• Exercise aim: Can you transcribe every line exactly and leave the pictures behind?
— Begin Task data —
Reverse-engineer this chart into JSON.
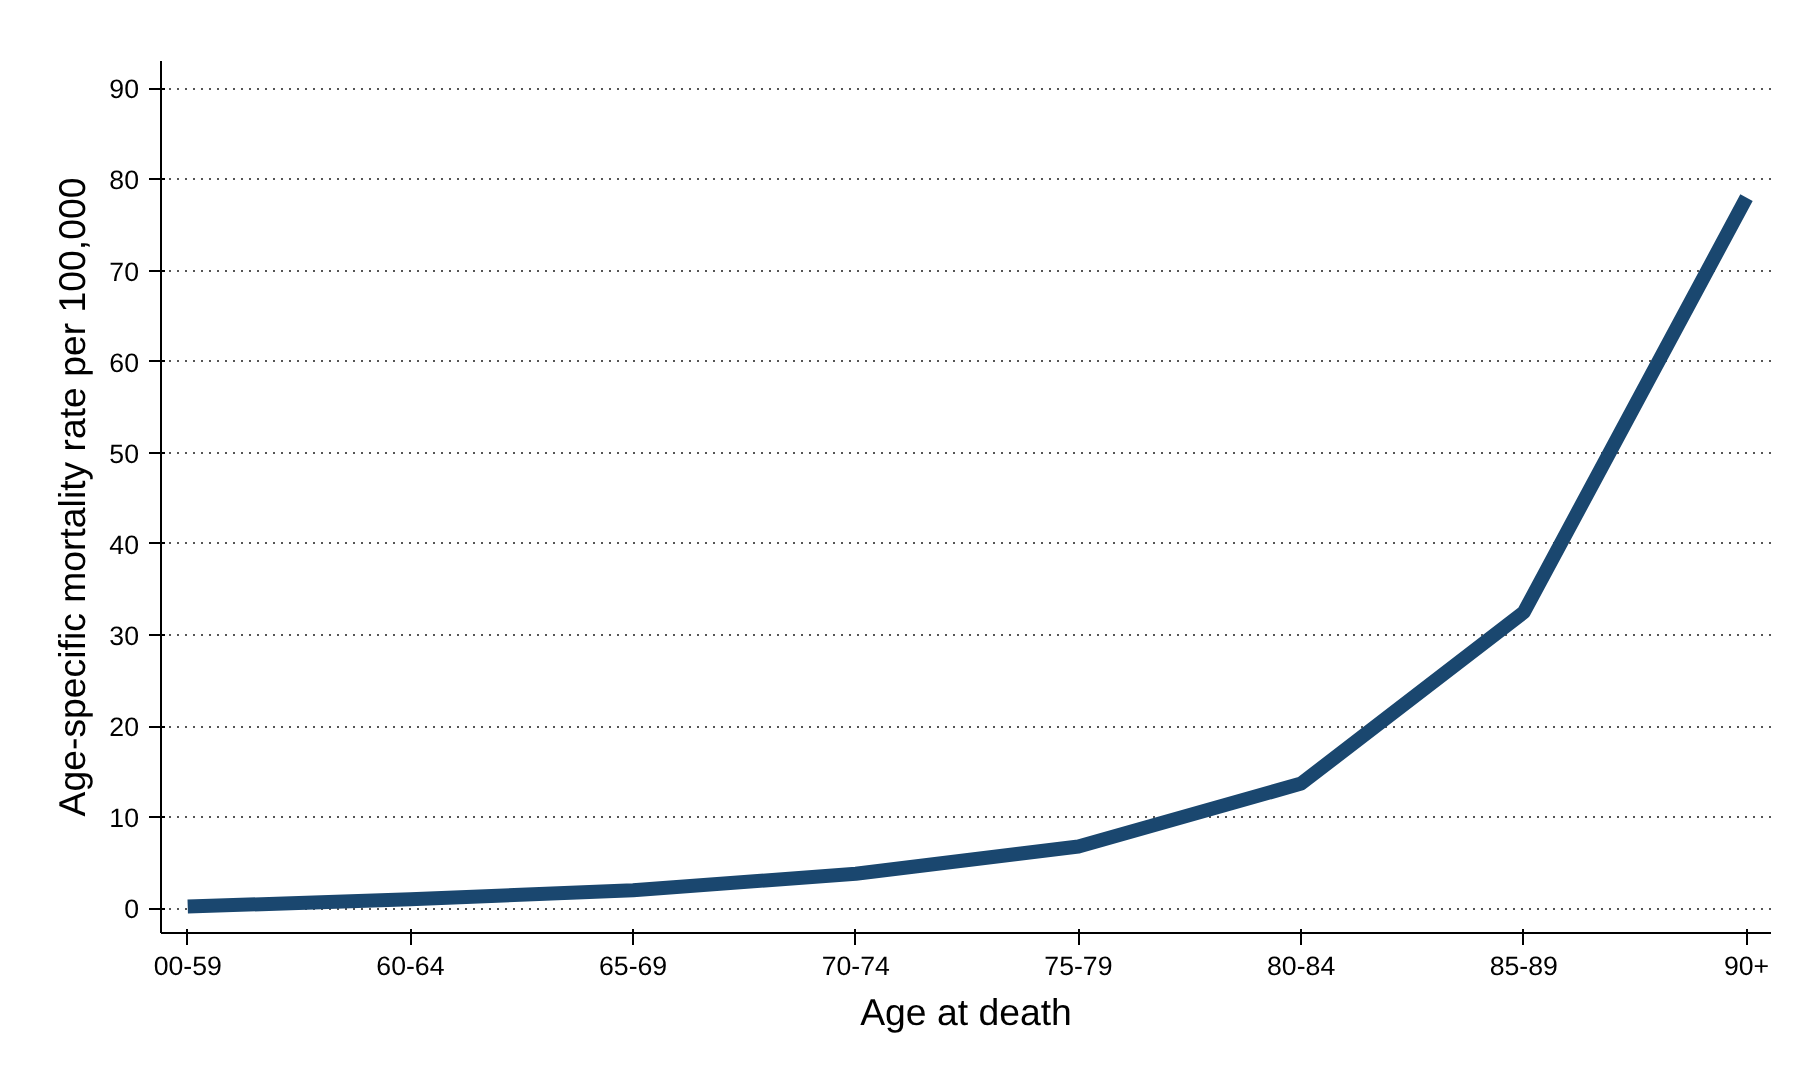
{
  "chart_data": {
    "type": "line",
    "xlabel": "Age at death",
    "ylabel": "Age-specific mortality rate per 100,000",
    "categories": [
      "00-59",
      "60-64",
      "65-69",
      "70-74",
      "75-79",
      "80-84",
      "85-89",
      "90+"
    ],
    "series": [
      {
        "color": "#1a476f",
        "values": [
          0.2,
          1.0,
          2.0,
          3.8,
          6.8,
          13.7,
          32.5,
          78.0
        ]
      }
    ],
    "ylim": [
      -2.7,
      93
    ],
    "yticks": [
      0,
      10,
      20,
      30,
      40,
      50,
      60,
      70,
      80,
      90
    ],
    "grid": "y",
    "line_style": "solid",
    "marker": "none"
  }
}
— End Task data —
• Final result:
Reverse-engineer this chart into JSON.
{
  "chart_data": {
    "type": "line",
    "xlabel": "Age at death",
    "ylabel": "Age-specific mortality rate per 100,000",
    "categories": [
      "00-59",
      "60-64",
      "65-69",
      "70-74",
      "75-79",
      "80-84",
      "85-89",
      "90+"
    ],
    "series": [
      {
        "color": "#1a476f",
        "values": [
          0.2,
          1.0,
          2.0,
          3.8,
          6.8,
          13.7,
          32.5,
          78.0
        ]
      }
    ],
    "ylim": [
      -2.7,
      93
    ],
    "yticks": [
      0,
      10,
      20,
      30,
      40,
      50,
      60,
      70,
      80,
      90
    ],
    "grid": "y",
    "line_style": "solid",
    "marker": "none"
  }
}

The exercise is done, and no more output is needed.